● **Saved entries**
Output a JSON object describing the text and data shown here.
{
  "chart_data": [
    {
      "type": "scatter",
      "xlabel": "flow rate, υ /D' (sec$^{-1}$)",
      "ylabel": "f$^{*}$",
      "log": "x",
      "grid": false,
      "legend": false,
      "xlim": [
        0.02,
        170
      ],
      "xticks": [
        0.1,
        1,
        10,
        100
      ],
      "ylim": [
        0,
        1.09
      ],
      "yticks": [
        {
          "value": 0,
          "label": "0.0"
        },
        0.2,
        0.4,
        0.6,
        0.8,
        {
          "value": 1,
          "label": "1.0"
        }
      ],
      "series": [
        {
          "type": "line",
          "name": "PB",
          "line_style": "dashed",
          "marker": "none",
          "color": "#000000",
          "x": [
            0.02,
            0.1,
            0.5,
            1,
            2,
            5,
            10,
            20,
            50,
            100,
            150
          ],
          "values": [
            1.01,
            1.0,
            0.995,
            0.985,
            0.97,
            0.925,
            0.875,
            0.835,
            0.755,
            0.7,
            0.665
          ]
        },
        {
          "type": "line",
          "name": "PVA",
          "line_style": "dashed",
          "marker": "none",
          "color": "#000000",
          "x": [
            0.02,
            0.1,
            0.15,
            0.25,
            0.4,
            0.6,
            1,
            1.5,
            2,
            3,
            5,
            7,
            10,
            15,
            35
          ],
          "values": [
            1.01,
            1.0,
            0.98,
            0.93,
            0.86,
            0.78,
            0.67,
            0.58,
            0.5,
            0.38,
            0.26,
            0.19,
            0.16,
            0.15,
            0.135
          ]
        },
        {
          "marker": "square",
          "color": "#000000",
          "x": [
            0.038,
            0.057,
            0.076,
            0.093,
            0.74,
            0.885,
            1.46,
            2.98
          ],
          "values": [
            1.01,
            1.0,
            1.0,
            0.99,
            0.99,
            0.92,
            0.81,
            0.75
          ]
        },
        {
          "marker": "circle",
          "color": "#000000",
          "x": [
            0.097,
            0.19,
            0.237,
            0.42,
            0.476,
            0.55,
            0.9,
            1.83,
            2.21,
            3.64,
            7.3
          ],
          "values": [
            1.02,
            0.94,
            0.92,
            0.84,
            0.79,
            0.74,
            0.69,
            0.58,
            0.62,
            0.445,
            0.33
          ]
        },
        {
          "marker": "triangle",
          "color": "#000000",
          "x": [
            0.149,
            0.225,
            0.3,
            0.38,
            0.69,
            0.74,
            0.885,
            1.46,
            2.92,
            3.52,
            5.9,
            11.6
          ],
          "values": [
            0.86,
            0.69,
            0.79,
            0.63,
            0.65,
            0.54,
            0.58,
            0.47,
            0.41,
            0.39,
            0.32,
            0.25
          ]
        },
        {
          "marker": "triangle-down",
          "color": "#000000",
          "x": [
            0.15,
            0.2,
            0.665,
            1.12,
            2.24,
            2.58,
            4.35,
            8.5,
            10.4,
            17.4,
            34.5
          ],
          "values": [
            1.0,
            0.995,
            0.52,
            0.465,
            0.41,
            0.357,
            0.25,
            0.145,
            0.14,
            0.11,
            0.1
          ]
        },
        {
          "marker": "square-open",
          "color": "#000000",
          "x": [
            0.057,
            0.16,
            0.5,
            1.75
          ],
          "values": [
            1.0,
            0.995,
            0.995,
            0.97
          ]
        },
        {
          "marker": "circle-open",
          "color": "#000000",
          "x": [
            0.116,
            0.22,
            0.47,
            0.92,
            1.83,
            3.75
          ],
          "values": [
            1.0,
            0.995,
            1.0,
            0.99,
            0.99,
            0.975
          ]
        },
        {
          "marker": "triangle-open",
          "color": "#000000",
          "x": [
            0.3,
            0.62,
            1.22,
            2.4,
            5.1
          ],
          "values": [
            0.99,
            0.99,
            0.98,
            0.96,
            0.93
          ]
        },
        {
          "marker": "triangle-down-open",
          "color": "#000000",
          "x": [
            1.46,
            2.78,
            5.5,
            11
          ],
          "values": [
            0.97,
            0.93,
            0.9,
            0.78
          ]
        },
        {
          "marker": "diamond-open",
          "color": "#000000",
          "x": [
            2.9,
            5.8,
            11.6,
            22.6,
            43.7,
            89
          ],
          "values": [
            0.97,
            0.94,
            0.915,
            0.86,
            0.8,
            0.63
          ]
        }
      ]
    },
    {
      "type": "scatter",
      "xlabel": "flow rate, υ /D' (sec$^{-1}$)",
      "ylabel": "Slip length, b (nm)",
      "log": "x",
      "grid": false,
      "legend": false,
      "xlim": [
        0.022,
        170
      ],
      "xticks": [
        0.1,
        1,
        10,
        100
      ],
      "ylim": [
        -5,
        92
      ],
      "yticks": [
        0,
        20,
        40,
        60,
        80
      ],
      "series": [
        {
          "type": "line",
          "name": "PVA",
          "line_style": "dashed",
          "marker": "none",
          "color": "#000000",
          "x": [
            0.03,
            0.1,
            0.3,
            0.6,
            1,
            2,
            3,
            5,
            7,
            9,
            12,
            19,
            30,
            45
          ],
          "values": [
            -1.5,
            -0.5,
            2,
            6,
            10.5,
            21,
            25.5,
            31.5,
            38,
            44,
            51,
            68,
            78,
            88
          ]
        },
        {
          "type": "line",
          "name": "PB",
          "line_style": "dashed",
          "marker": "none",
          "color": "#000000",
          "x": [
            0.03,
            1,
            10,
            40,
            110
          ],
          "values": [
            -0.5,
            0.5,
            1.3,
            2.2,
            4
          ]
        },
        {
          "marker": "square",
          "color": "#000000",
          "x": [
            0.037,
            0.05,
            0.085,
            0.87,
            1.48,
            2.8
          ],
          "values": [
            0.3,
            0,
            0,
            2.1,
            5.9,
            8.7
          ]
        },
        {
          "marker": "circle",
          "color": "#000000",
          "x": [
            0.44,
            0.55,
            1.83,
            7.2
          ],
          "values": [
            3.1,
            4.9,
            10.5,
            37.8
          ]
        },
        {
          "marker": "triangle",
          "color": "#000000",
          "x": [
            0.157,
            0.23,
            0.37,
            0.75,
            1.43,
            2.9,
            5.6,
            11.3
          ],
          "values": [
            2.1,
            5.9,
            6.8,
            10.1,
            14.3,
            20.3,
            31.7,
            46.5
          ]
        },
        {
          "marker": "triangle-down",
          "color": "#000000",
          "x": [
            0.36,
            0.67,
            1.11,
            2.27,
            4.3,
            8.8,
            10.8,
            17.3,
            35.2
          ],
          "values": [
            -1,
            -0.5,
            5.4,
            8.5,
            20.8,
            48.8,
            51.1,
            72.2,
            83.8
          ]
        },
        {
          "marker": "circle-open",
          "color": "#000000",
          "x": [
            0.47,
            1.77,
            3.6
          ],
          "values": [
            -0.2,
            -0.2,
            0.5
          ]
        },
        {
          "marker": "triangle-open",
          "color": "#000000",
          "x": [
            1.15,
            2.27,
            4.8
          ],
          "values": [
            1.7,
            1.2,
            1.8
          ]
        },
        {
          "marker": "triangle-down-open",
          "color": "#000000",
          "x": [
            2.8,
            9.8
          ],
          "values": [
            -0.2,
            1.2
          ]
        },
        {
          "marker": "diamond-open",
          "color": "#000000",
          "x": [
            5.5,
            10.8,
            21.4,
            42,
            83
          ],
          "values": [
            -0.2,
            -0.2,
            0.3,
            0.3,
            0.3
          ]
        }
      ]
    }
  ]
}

● **Stated task**
Your task is to give the records above again, exactly.

● **Reply**
Output a JSON object describing the text and data shown here.
{
  "chart_data": [
    {
      "type": "scatter",
      "xlabel": "flow rate, υ /D' (sec$^{-1}$)",
      "ylabel": "f$^{*}$",
      "log": "x",
      "grid": false,
      "legend": false,
      "xlim": [
        0.02,
        170
      ],
      "xticks": [
        0.1,
        1,
        10,
        100
      ],
      "ylim": [
        0,
        1.09
      ],
      "yticks": [
        {
          "value": 0,
          "label": "0.0"
        },
        0.2,
        0.4,
        0.6,
        0.8,
        {
          "value": 1,
          "label": "1.0"
        }
      ],
      "series": [
        {
          "type": "line",
          "name": "PB",
          "line_style": "dashed",
          "marker": "none",
          "color": "#000000",
          "x": [
            0.02,
            0.1,
            0.5,
            1,
            2,
            5,
            10,
            20,
            50,
            100,
            150
          ],
          "values": [
            1.01,
            1.0,
            0.995,
            0.985,
            0.97,
            0.925,
            0.875,
            0.835,
            0.755,
            0.7,
            0.665
          ]
        },
        {
          "type": "line",
          "name": "PVA",
          "line_style": "dashed",
          "marker": "none",
          "color": "#000000",
          "x": [
            0.02,
            0.1,
            0.15,
            0.25,
            0.4,
            0.6,
            1,
            1.5,
            2,
            3,
            5,
            7,
            10,
            15,
            35
          ],
          "values": [
            1.01,
            1.0,
            0.98,
            0.93,
            0.86,
            0.78,
            0.67,
            0.58,
            0.5,
            0.38,
            0.26,
            0.19,
            0.16,
            0.15,
            0.135
          ]
        },
        {
          "marker": "square",
          "color": "#000000",
          "x": [
            0.038,
            0.057,
            0.076,
            0.093,
            0.74,
            0.885,
            1.46,
            2.98
          ],
          "values": [
            1.01,
            1.0,
            1.0,
            0.99,
            0.99,
            0.92,
            0.81,
            0.75
          ]
        },
        {
          "marker": "circle",
          "color": "#000000",
          "x": [
            0.097,
            0.19,
            0.237,
            0.42,
            0.476,
            0.55,
            0.9,
            1.83,
            2.21,
            3.64,
            7.3
          ],
          "values": [
            1.02,
            0.94,
            0.92,
            0.84,
            0.79,
            0.74,
            0.69,
            0.58,
            0.62,
            0.445,
            0.33
          ]
        },
        {
          "marker": "triangle",
          "color": "#000000",
          "x": [
            0.149,
            0.225,
            0.3,
            0.38,
            0.69,
            0.74,
            0.885,
            1.46,
            2.92,
            3.52,
            5.9,
            11.6
          ],
          "values": [
            0.86,
            0.69,
            0.79,
            0.63,
            0.65,
            0.54,
            0.58,
            0.47,
            0.41,
            0.39,
            0.32,
            0.25
          ]
        },
        {
          "marker": "triangle-down",
          "color": "#000000",
          "x": [
            0.15,
            0.2,
            0.665,
            1.12,
            2.24,
            2.58,
            4.35,
            8.5,
            10.4,
            17.4,
            34.5
          ],
          "values": [
            1.0,
            0.995,
            0.52,
            0.465,
            0.41,
            0.357,
            0.25,
            0.145,
            0.14,
            0.11,
            0.1
          ]
        },
        {
          "marker": "square-open",
          "color": "#000000",
          "x": [
            0.057,
            0.16,
            0.5,
            1.75
          ],
          "values": [
            1.0,
            0.995,
            0.995,
            0.97
          ]
        },
        {
          "marker": "circle-open",
          "color": "#000000",
          "x": [
            0.116,
            0.22,
            0.47,
            0.92,
            1.83,
            3.75
          ],
          "values": [
            1.0,
            0.995,
            1.0,
            0.99,
            0.99,
            0.975
          ]
        },
        {
          "marker": "triangle-open",
          "color": "#000000",
          "x": [
            0.3,
            0.62,
            1.22,
            2.4,
            5.1
          ],
          "values": [
            0.99,
            0.99,
            0.98,
            0.96,
            0.93
          ]
        },
        {
          "marker": "triangle-down-open",
          "color": "#000000",
          "x": [
            1.46,
            2.78,
            5.5,
            11
          ],
          "values": [
            0.97,
            0.93,
            0.9,
            0.78
          ]
        },
        {
          "marker": "diamond-open",
          "color": "#000000",
          "x": [
            2.9,
            5.8,
            11.6,
            22.6,
            43.7,
            89
          ],
          "values": [
            0.97,
            0.94,
            0.915,
            0.86,
            0.8,
            0.63
          ]
        }
      ]
    },
    {
      "type": "scatter",
      "xlabel": "flow rate, υ /D' (sec$^{-1}$)",
      "ylabel": "Slip length, b (nm)",
      "log": "x",
      "grid": false,
      "legend": false,
      "xlim": [
        0.022,
        170
      ],
      "xticks": [
        0.1,
        1,
        10,
        100
      ],
      "ylim": [
        -5,
        92
      ],
      "yticks": [
        0,
        20,
        40,
        60,
        80
      ],
      "series": [
        {
          "type": "line",
          "name": "PVA",
          "line_style": "dashed",
          "marker": "none",
          "color": "#000000",
          "x": [
            0.03,
            0.1,
            0.3,
            0.6,
            1,
            2,
            3,
            5,
            7,
            9,
            12,
            19,
            30,
            45
          ],
          "values": [
            -1.5,
            -0.5,
            2,
            6,
            10.5,
            21,
            25.5,
            31.5,
            38,
            44,
            51,
            68,
            78,
            88
          ]
        },
        {
          "type": "line",
          "name": "PB",
          "line_style": "dashed",
          "marker": "none",
          "color": "#000000",
          "x": [
            0.03,
            1,
            10,
            40,
            110
          ],
          "values": [
            -0.5,
            0.5,
            1.3,
            2.2,
            4
          ]
        },
        {
          "marker": "square",
          "color": "#000000",
          "x": [
            0.037,
            0.05,
            0.085,
            0.87,
            1.48,
            2.8
          ],
          "values": [
            0.3,
            0,
            0,
            2.1,
            5.9,
            8.7
          ]
        },
        {
          "marker": "circle",
          "color": "#000000",
          "x": [
            0.44,
            0.55,
            1.83,
            7.2
          ],
          "values": [
            3.1,
            4.9,
            10.5,
            37.8
          ]
        },
        {
          "marker": "triangle",
          "color": "#000000",
          "x": [
            0.157,
            0.23,
            0.37,
            0.75,
            1.43,
            2.9,
            5.6,
            11.3
          ],
          "values": [
            2.1,
            5.9,
            6.8,
            10.1,
            14.3,
            20.3,
            31.7,
            46.5
          ]
        },
        {
          "marker": "triangle-down",
          "color": "#000000",
          "x": [
            0.36,
            0.67,
            1.11,
            2.27,
            4.3,
            8.8,
            10.8,
            17.3,
            35.2
          ],
          "values": [
            -1,
            -0.5,
            5.4,
            8.5,
            20.8,
            48.8,
            51.1,
            72.2,
            83.8
          ]
        },
        {
          "marker": "circle-open",
          "color": "#000000",
          "x": [
            0.47,
            1.77,
            3.6
          ],
          "values": [
            -0.2,
            -0.2,
            0.5
          ]
        },
        {
          "marker": "triangle-open",
          "color": "#000000",
          "x": [
            1.15,
            2.27,
            4.8
          ],
          "values": [
            1.7,
            1.2,
            1.8
          ]
        },
        {
          "marker": "triangle-down-open",
          "color": "#000000",
          "x": [
            2.8,
            9.8
          ],
          "values": [
            -0.2,
            1.2
          ]
        },
        {
          "marker": "diamond-open",
          "color": "#000000",
          "x": [
            5.5,
            10.8,
            21.4,
            42,
            83
          ],
          "values": [
            -0.2,
            -0.2,
            0.3,
            0.3,
            0.3
          ]
        }
      ]
    }
  ]
}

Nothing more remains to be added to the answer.